_Request_
In your copy, repeat the records exactly and leave out the pictures.

>> start Provided material

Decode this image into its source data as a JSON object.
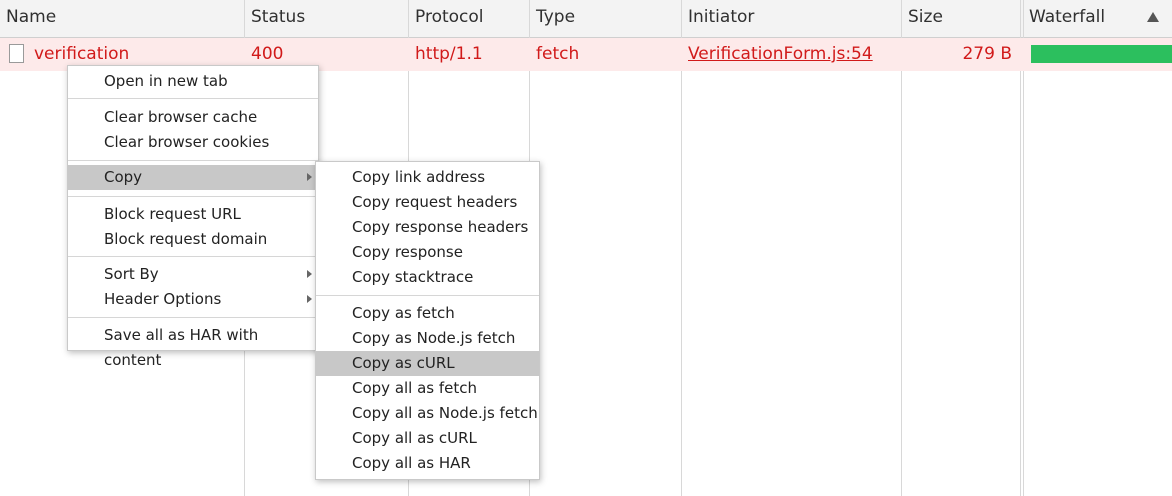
{
  "columns": {
    "name": "Name",
    "status": "Status",
    "protocol": "Protocol",
    "type": "Type",
    "initiator": "Initiator",
    "size": "Size",
    "waterfall": "Waterfall"
  },
  "request": {
    "name": "verification",
    "status": "400",
    "protocol": "http/1.1",
    "type": "fetch",
    "initiator": "VerificationForm.js:54",
    "size": "279 B"
  },
  "context_menu": {
    "open_new_tab": "Open in new tab",
    "clear_cache": "Clear browser cache",
    "clear_cookies": "Clear browser cookies",
    "copy": "Copy",
    "block_url": "Block request URL",
    "block_domain": "Block request domain",
    "sort_by": "Sort By",
    "header_options": "Header Options",
    "save_har": "Save all as HAR with content"
  },
  "copy_submenu": {
    "link_address": "Copy link address",
    "request_headers": "Copy request headers",
    "response_headers": "Copy response headers",
    "response": "Copy response",
    "stacktrace": "Copy stacktrace",
    "as_fetch": "Copy as fetch",
    "as_node_fetch": "Copy as Node.js fetch",
    "as_curl": "Copy as cURL",
    "all_as_fetch": "Copy all as fetch",
    "all_as_node_fetch": "Copy all as Node.js fetch",
    "all_as_curl": "Copy all as cURL",
    "all_as_har": "Copy all as HAR"
  },
  "colors": {
    "error_text": "#d11a1a",
    "error_row_bg": "#fdeaea",
    "waterfall_bar": "#2cbf5e",
    "menu_highlight": "#c8c8c8"
  }
}
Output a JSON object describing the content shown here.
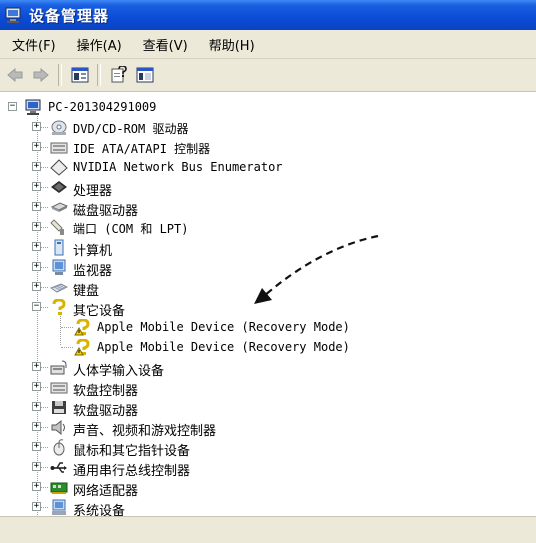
{
  "window": {
    "title": "设备管理器"
  },
  "menu": {
    "file": "文件(F)",
    "action": "操作(A)",
    "view": "查看(V)",
    "help": "帮助(H)"
  },
  "tree": {
    "root": "PC-201304291009",
    "items": [
      "DVD/CD-ROM 驱动器",
      "IDE ATA/ATAPI 控制器",
      "NVIDIA Network Bus Enumerator",
      "处理器",
      "磁盘驱动器",
      "端口 (COM 和 LPT)",
      "计算机",
      "监视器",
      "键盘",
      "其它设备",
      "Apple Mobile Device (Recovery Mode)",
      "Apple Mobile Device (Recovery Mode)",
      "人体学输入设备",
      "软盘控制器",
      "软盘驱动器",
      "声音、视频和游戏控制器",
      "鼠标和其它指针设备",
      "通用串行总线控制器",
      "网络适配器",
      "系统设备"
    ]
  },
  "colors": {
    "title_bar": "#0b4bd6",
    "chrome": "#ece9d8",
    "warning": "#f5d000"
  }
}
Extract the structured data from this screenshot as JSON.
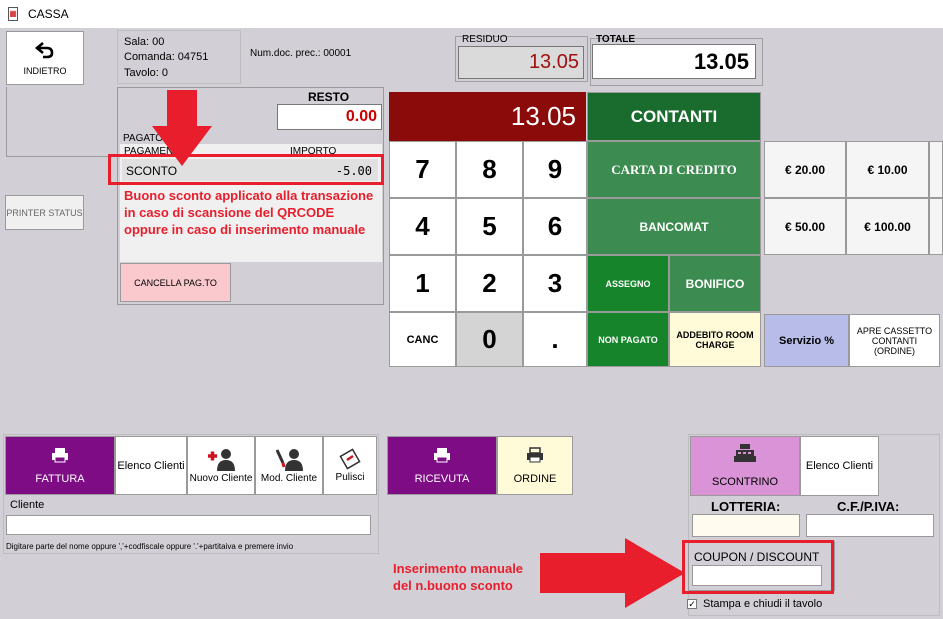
{
  "window": {
    "title": "CASSA"
  },
  "left": {
    "back_label": "INDIETRO",
    "printer_status": "PRINTER STATUS"
  },
  "info": {
    "sala": "Sala: 00",
    "comanda": "Comanda: 04751",
    "tavolo": "Tavolo:  0",
    "num_doc": "Num.doc. prec.: 00001"
  },
  "totals": {
    "residuo_label": "RESIDUO",
    "residuo_value": "13.05",
    "totale_label": "TOTALE",
    "totale_value": "13.05"
  },
  "payments": {
    "resto_label": "RESTO",
    "resto_value": "0.00",
    "pagato_label": "PAGATO",
    "col_pagamento": "PAGAMENTO",
    "col_importo": "IMPORTO",
    "rows": [
      {
        "name": "SCONTO",
        "amount": "-5.00"
      }
    ],
    "cancel_label": "CANCELLA PAG.TO"
  },
  "keypad": {
    "display": "13.05",
    "keys": [
      "7",
      "8",
      "9",
      "4",
      "5",
      "6",
      "1",
      "2",
      "3",
      "CANC",
      "0",
      "."
    ]
  },
  "methods": {
    "contanti": "CONTANTI",
    "carta": "CARTA DI CREDITO",
    "bancomat": "BANCOMAT",
    "assegno": "ASSEGNO",
    "bonifico": "BONIFICO",
    "non_pagato": "NON PAGATO",
    "addebito": "ADDEBITO ROOM CHARGE"
  },
  "quick": {
    "e20": "€ 20.00",
    "e10": "€ 10.00",
    "e50": "€ 50.00",
    "e100": "€ 100.00",
    "servizio": "Servizio  %",
    "apre_cassetto": "APRE CASSETTO CONTANTI (ORDINE)"
  },
  "invoice": {
    "fattura": "FATTURA",
    "elenco_clienti": "Elenco Clienti",
    "nuovo_cliente": "Nuovo Cliente",
    "mod_cliente": "Mod. Cliente",
    "pulisci": "Pulisci",
    "cliente_label": "Cliente",
    "cliente_value": "",
    "hint": "Digitare parte del nome oppure ','+codfiscale oppure '.'+partitaiva e premere invio"
  },
  "doc": {
    "ricevuta": "RICEVUTA",
    "ordine": "ORDINE"
  },
  "receipt": {
    "scontrino": "SCONTRINO",
    "elenco_clienti": "Elenco Clienti",
    "lotteria_label": "LOTTERIA:",
    "cf_label": "C.F./P.IVA:",
    "coupon_label": "COUPON / DISCOUNT",
    "stampa_label": "Stampa e chiudi il tavolo",
    "stampa_checked": true
  },
  "annotations": {
    "a1_lines": [
      "Buono sconto applicato alla transazione",
      "in caso di scansione del QRCODE",
      "oppure in caso di inserimento manuale"
    ],
    "a2_lines": [
      "Inserimento manuale",
      "del n.buono sconto"
    ]
  },
  "colors": {
    "accent_red": "#e81e2d",
    "purple": "#7e0c84",
    "green": "#3c8b50",
    "dark_red": "#8b0b0b"
  }
}
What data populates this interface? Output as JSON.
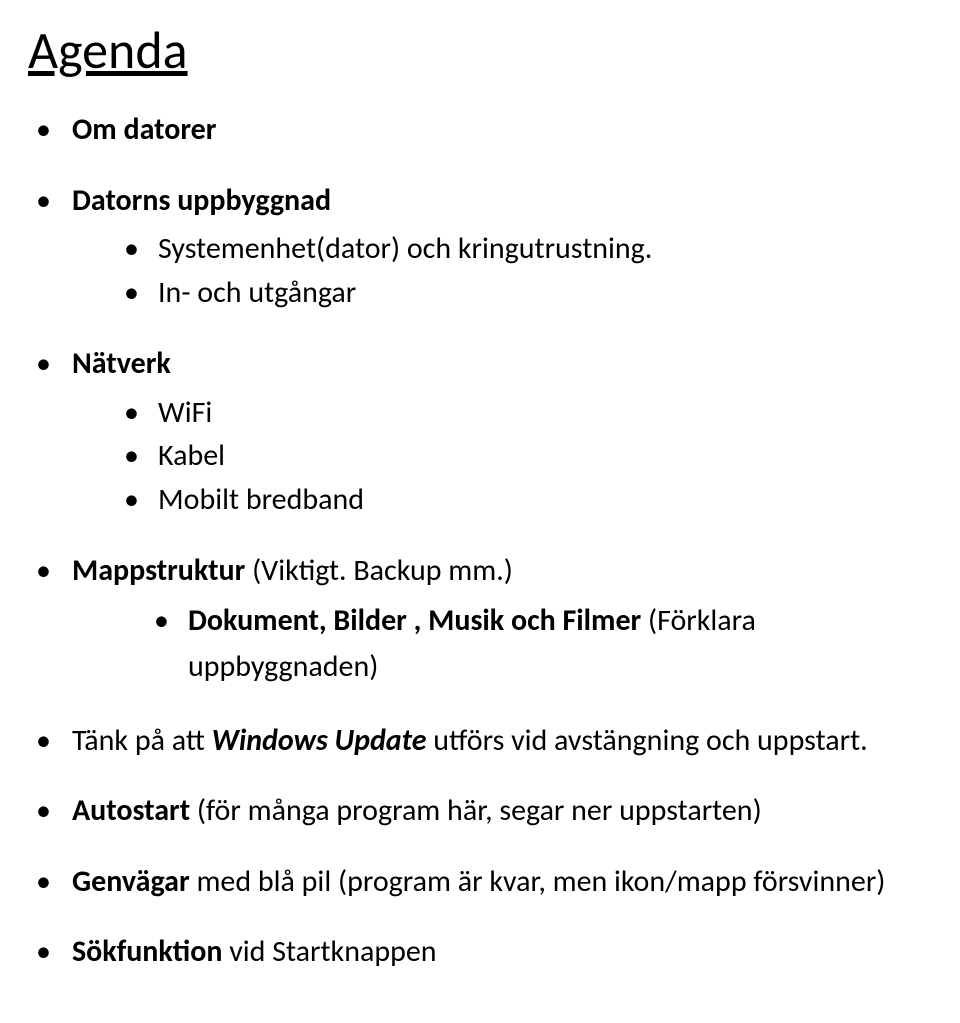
{
  "title": "Agenda",
  "items": {
    "om_datorer": "Om datorer",
    "datorns_uppbyggnad": "Datorns uppbyggnad",
    "systemenhet": "Systemenhet(dator) och kringutrustning.",
    "in_utgangar": "In- och utgångar",
    "natverk": "Nätverk",
    "wifi": "WiFi",
    "kabel": "Kabel",
    "mobilt": "Mobilt bredband",
    "mappstruktur_bold": "Mappstruktur ",
    "mappstruktur_rest": "(Viktigt. Backup mm.)",
    "dokument_bold": "Dokument, Bilder , Musik och Filmer ",
    "dokument_rest": "(Förklara uppbyggnaden)",
    "windows_pre": "Tänk på att ",
    "windows_bold": "Windows Update",
    "windows_post": " utförs vid avstängning och uppstart.",
    "autostart_bold": "Autostart ",
    "autostart_rest": "(för många program här, segar ner uppstarten)",
    "genvagar_bold": "Genvägar",
    "genvagar_rest": " med blå pil (program är kvar, men ikon/mapp försvinner)",
    "sokfunktion_bold": "Sökfunktion",
    "sokfunktion_rest": " vid Startknappen"
  }
}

>> end Provided material

_The completed task_
Decode this image into its source data as a JSON object.
{
  "columns": {
    "name": "Name",
    "status": "Status",
    "protocol": "Protocol",
    "type": "Type",
    "initiator": "Initiator",
    "size": "Size",
    "waterfall": "Waterfall"
  },
  "request": {
    "name": "verification",
    "status": "400",
    "protocol": "http/1.1",
    "type": "fetch",
    "initiator": "VerificationForm.js:54",
    "size": "279 B"
  },
  "context_menu": {
    "open_new_tab": "Open in new tab",
    "clear_cache": "Clear browser cache",
    "clear_cookies": "Clear browser cookies",
    "copy": "Copy",
    "block_url": "Block request URL",
    "block_domain": "Block request domain",
    "sort_by": "Sort By",
    "header_options": "Header Options",
    "save_har": "Save all as HAR with content"
  },
  "copy_submenu": {
    "link_address": "Copy link address",
    "request_headers": "Copy request headers",
    "response_headers": "Copy response headers",
    "response": "Copy response",
    "stacktrace": "Copy stacktrace",
    "as_fetch": "Copy as fetch",
    "as_node_fetch": "Copy as Node.js fetch",
    "as_curl": "Copy as cURL",
    "all_as_fetch": "Copy all as fetch",
    "all_as_node_fetch": "Copy all as Node.js fetch",
    "all_as_curl": "Copy all as cURL",
    "all_as_har": "Copy all as HAR"
  },
  "colors": {
    "error_text": "#d11a1a",
    "error_row_bg": "#fdeaea",
    "waterfall_bar": "#2cbf5e",
    "menu_highlight": "#c8c8c8"
  }
}
Output a JSON object describing the content shown here.
{
  "window": {
    "title": "设备管理器"
  },
  "menu": {
    "file": "文件(F)",
    "action": "操作(A)",
    "view": "查看(V)",
    "help": "帮助(H)"
  },
  "tree": {
    "root": "PC-201304291009",
    "items": [
      "DVD/CD-ROM 驱动器",
      "IDE ATA/ATAPI 控制器",
      "NVIDIA Network Bus Enumerator",
      "处理器",
      "磁盘驱动器",
      "端口 (COM 和 LPT)",
      "计算机",
      "监视器",
      "键盘",
      "其它设备",
      "Apple Mobile Device (Recovery Mode)",
      "Apple Mobile Device (Recovery Mode)",
      "人体学输入设备",
      "软盘控制器",
      "软盘驱动器",
      "声音、视频和游戏控制器",
      "鼠标和其它指针设备",
      "通用串行总线控制器",
      "网络适配器",
      "系统设备"
    ]
  },
  "colors": {
    "title_bar": "#0b4bd6",
    "chrome": "#ece9d8",
    "warning": "#f5d000"
  }
}
Extract the structured data from this screenshot as JSON.
{
  "window": {
    "title": "CASSA"
  },
  "left": {
    "back_label": "INDIETRO",
    "printer_status": "PRINTER STATUS"
  },
  "info": {
    "sala": "Sala: 00",
    "comanda": "Comanda: 04751",
    "tavolo": "Tavolo:  0",
    "num_doc": "Num.doc. prec.: 00001"
  },
  "totals": {
    "residuo_label": "RESIDUO",
    "residuo_value": "13.05",
    "totale_label": "TOTALE",
    "totale_value": "13.05"
  },
  "payments": {
    "resto_label": "RESTO",
    "resto_value": "0.00",
    "pagato_label": "PAGATO",
    "col_pagamento": "PAGAMENTO",
    "col_importo": "IMPORTO",
    "rows": [
      {
        "name": "SCONTO",
        "amount": "-5.00"
      }
    ],
    "cancel_label": "CANCELLA PAG.TO"
  },
  "keypad": {
    "display": "13.05",
    "keys": [
      "7",
      "8",
      "9",
      "4",
      "5",
      "6",
      "1",
      "2",
      "3",
      "CANC",
      "0",
      "."
    ]
  },
  "methods": {
    "contanti": "CONTANTI",
    "carta": "CARTA DI CREDITO",
    "bancomat": "BANCOMAT",
    "assegno": "ASSEGNO",
    "bonifico": "BONIFICO",
    "non_pagato": "NON PAGATO",
    "addebito": "ADDEBITO ROOM CHARGE"
  },
  "quick": {
    "e20": "€ 20.00",
    "e10": "€ 10.00",
    "e50": "€ 50.00",
    "e100": "€ 100.00",
    "servizio": "Servizio  %",
    "apre_cassetto": "APRE CASSETTO CONTANTI (ORDINE)"
  },
  "invoice": {
    "fattura": "FATTURA",
    "elenco_clienti": "Elenco Clienti",
    "nuovo_cliente": "Nuovo Cliente",
    "mod_cliente": "Mod. Cliente",
    "pulisci": "Pulisci",
    "cliente_label": "Cliente",
    "cliente_value": "",
    "hint": "Digitare parte del nome oppure ','+codfiscale oppure '.'+partitaiva e premere invio"
  },
  "doc": {
    "ricevuta": "RICEVUTA",
    "ordine": "ORDINE"
  },
  "receipt": {
    "scontrino": "SCONTRINO",
    "elenco_clienti": "Elenco Clienti",
    "lotteria_label": "LOTTERIA:",
    "cf_label": "C.F./P.IVA:",
    "coupon_label": "COUPON / DISCOUNT",
    "stampa_label": "Stampa e chiudi il tavolo",
    "stampa_checked": true
  },
  "annotations": {
    "a1_lines": [
      "Buono sconto applicato alla transazione",
      "in caso di scansione del QRCODE",
      "oppure in caso di inserimento manuale"
    ],
    "a2_lines": [
      "Inserimento manuale",
      "del n.buono sconto"
    ]
  },
  "colors": {
    "accent_red": "#e81e2d",
    "purple": "#7e0c84",
    "green": "#3c8b50",
    "dark_red": "#8b0b0b"
  }
}
What data populates this interface? Output as JSON.
{
  "title": "Agenda",
  "items": {
    "om_datorer": "Om datorer",
    "datorns_uppbyggnad": "Datorns uppbyggnad",
    "systemenhet": "Systemenhet(dator) och kringutrustning.",
    "in_utgangar": "In- och utgångar",
    "natverk": "Nätverk",
    "wifi": "WiFi",
    "kabel": "Kabel",
    "mobilt": "Mobilt bredband",
    "mappstruktur_bold": "Mappstruktur ",
    "mappstruktur_rest": "(Viktigt. Backup mm.)",
    "dokument_bold": "Dokument, Bilder , Musik och Filmer ",
    "dokument_rest": "(Förklara uppbyggnaden)",
    "windows_pre": "Tänk på att ",
    "windows_bold": "Windows Update",
    "windows_post": " utförs vid avstängning och uppstart.",
    "autostart_bold": "Autostart ",
    "autostart_rest": "(för många program här, segar ner uppstarten)",
    "genvagar_bold": "Genvägar",
    "genvagar_rest": " med blå pil (program är kvar, men ikon/mapp försvinner)",
    "sokfunktion_bold": "Sökfunktion",
    "sokfunktion_rest": " vid Startknappen"
  }
}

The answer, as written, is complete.